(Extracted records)
#####

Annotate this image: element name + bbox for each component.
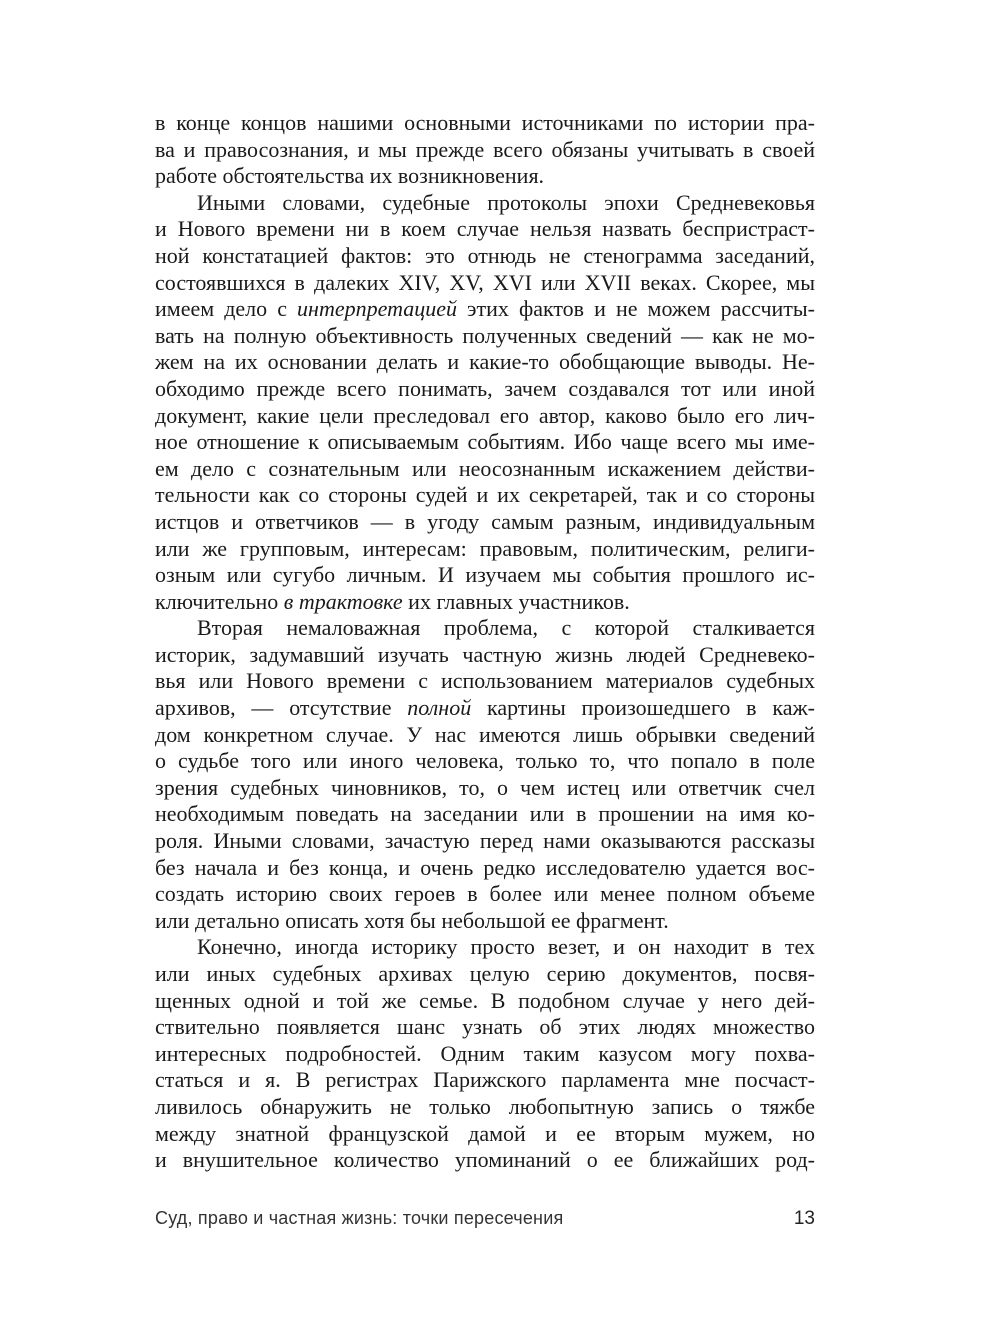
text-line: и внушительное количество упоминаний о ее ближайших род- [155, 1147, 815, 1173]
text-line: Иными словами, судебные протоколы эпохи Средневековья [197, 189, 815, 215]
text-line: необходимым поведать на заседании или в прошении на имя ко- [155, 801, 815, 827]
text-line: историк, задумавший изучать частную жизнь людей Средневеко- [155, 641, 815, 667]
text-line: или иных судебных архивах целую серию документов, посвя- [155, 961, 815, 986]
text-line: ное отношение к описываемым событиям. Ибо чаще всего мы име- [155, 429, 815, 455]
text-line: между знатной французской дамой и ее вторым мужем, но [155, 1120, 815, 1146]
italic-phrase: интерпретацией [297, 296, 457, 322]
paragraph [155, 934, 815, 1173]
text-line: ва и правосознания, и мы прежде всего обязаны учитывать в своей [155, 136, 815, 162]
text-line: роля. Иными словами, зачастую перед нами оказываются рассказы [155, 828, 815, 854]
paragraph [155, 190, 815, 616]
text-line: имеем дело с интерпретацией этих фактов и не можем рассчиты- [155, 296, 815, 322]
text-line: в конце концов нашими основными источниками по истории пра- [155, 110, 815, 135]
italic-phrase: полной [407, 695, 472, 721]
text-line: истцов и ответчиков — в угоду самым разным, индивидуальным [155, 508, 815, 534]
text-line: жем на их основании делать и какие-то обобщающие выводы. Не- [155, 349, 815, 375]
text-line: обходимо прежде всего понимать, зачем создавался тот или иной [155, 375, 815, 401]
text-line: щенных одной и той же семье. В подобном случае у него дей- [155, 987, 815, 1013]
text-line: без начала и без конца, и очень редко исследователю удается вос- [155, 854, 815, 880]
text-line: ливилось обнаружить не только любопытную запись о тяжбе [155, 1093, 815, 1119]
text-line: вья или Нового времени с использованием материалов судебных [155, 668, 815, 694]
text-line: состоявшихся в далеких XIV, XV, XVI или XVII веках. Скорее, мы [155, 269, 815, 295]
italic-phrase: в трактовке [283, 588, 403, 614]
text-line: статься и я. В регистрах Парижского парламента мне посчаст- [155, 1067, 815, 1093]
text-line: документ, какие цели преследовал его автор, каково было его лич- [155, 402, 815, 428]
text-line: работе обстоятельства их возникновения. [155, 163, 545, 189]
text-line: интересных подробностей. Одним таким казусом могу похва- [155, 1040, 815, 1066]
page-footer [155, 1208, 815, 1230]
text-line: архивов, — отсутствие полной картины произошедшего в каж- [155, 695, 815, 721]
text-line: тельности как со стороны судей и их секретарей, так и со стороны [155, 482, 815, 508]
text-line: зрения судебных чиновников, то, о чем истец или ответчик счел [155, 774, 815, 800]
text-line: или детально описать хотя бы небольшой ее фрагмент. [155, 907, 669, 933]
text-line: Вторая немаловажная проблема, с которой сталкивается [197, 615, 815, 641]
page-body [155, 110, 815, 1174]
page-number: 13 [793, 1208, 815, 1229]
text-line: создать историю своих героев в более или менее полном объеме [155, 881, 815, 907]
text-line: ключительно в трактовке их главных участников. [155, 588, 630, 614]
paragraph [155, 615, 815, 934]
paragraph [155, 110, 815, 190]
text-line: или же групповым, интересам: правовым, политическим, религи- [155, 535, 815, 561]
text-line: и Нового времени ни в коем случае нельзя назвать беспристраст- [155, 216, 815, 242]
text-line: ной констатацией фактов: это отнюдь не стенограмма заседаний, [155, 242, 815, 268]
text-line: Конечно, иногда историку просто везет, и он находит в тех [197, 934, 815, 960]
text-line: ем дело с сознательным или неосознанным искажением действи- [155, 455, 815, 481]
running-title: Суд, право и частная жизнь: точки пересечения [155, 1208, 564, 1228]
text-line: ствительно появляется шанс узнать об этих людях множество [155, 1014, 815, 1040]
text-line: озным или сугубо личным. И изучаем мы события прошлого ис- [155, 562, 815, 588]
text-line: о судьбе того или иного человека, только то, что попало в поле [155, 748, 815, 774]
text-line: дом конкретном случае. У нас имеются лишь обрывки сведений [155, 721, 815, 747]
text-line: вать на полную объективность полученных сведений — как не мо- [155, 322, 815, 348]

#####

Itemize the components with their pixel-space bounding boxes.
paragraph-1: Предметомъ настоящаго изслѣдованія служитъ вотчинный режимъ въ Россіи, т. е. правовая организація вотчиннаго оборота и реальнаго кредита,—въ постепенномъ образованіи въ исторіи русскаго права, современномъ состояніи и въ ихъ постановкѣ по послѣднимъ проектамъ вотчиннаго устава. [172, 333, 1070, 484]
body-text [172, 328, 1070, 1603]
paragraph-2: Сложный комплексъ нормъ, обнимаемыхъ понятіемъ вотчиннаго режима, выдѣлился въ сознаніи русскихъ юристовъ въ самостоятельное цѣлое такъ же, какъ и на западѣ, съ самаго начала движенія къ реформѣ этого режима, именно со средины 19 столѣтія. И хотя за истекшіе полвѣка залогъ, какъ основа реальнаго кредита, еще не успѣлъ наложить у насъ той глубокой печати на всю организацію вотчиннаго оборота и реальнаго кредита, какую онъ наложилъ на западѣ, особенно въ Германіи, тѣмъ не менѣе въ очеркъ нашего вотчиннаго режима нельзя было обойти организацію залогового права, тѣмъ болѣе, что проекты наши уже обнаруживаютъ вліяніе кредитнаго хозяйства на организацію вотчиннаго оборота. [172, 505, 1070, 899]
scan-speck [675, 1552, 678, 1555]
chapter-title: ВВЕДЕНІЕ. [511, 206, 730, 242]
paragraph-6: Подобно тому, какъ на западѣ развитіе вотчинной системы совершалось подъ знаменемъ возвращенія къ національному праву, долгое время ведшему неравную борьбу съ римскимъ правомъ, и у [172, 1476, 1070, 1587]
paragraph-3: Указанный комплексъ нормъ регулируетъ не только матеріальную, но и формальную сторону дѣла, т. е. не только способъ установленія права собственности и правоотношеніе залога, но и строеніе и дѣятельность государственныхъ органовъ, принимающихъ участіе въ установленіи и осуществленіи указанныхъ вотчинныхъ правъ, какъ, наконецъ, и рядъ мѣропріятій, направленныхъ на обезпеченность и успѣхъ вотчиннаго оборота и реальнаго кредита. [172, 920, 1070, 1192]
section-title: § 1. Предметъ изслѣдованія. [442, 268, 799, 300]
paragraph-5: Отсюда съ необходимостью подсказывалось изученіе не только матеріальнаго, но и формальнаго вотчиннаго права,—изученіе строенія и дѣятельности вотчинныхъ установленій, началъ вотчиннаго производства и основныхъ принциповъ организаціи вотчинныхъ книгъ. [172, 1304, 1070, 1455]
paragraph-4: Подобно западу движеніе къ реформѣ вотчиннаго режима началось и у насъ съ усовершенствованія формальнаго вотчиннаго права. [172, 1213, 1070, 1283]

#####

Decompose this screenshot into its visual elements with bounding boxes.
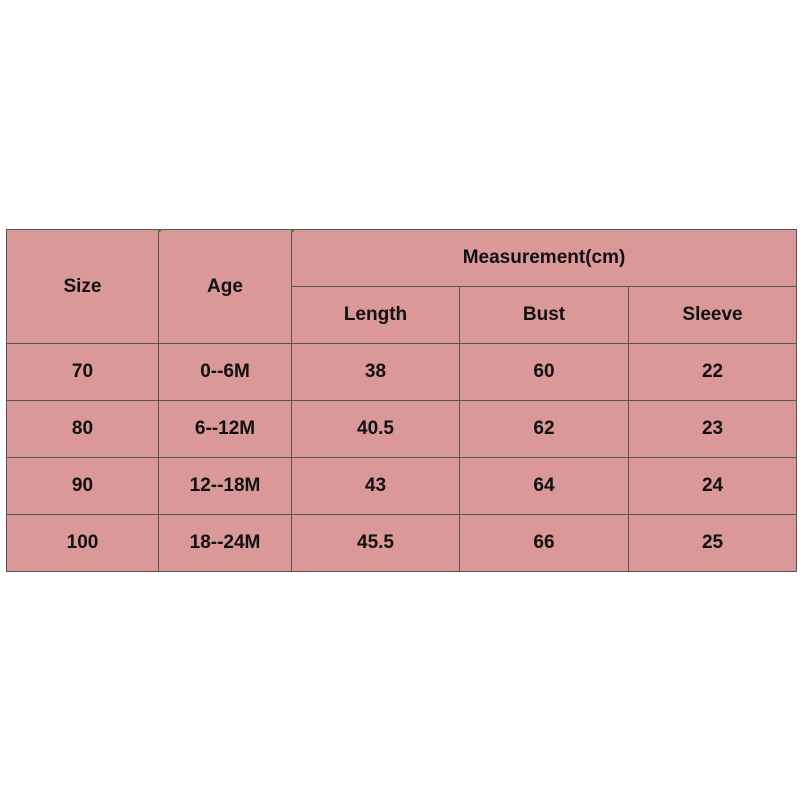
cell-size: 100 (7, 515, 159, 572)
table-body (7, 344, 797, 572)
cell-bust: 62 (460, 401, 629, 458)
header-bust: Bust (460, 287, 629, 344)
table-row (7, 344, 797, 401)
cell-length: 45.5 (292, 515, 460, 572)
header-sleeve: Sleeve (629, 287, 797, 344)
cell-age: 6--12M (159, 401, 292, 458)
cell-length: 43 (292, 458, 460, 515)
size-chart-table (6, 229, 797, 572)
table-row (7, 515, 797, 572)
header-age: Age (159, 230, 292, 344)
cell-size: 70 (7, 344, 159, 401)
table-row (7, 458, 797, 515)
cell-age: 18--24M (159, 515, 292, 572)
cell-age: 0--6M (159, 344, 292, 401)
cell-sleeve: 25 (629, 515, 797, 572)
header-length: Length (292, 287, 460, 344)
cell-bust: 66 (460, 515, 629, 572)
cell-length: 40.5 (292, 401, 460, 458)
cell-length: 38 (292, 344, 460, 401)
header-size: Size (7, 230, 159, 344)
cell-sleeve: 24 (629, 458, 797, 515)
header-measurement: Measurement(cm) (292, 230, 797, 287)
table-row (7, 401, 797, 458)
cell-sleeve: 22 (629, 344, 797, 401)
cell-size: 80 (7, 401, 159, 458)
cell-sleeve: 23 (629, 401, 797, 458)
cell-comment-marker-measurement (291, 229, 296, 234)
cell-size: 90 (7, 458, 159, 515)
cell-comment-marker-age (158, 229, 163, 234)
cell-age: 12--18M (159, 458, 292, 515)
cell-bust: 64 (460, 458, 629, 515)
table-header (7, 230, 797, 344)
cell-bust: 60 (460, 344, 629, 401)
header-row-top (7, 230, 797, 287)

#####

◆ Problem requirements:
Turn the stretch of the records from the line containing "Itemize the components" through the line containing "body-text [172, 328, 1070, 1603]" into a Markdown table with the columns Row and Line. Number each line in Row and skip any blank lines.

◆ Solution for this problem:
| Row | Line |
|---|---|
| 1 | Itemize the components with their pixel-space bounding boxes. |
| 2 | paragraph-1: Предметомъ настоящаго изслѣдованія служитъ вотчинный режимъ въ Россіи, т. е. правовая организація вотчиннаго оборота и реальнаго кредита,—въ постепенномъ образованіи въ исторіи русскаго права, современномъ состояніи и въ ихъ постановкѣ по послѣднимъ проектамъ вотчиннаго устава. [172, 333, 1070, 484] |
| 3 | body-text [172, 328, 1070, 1603] |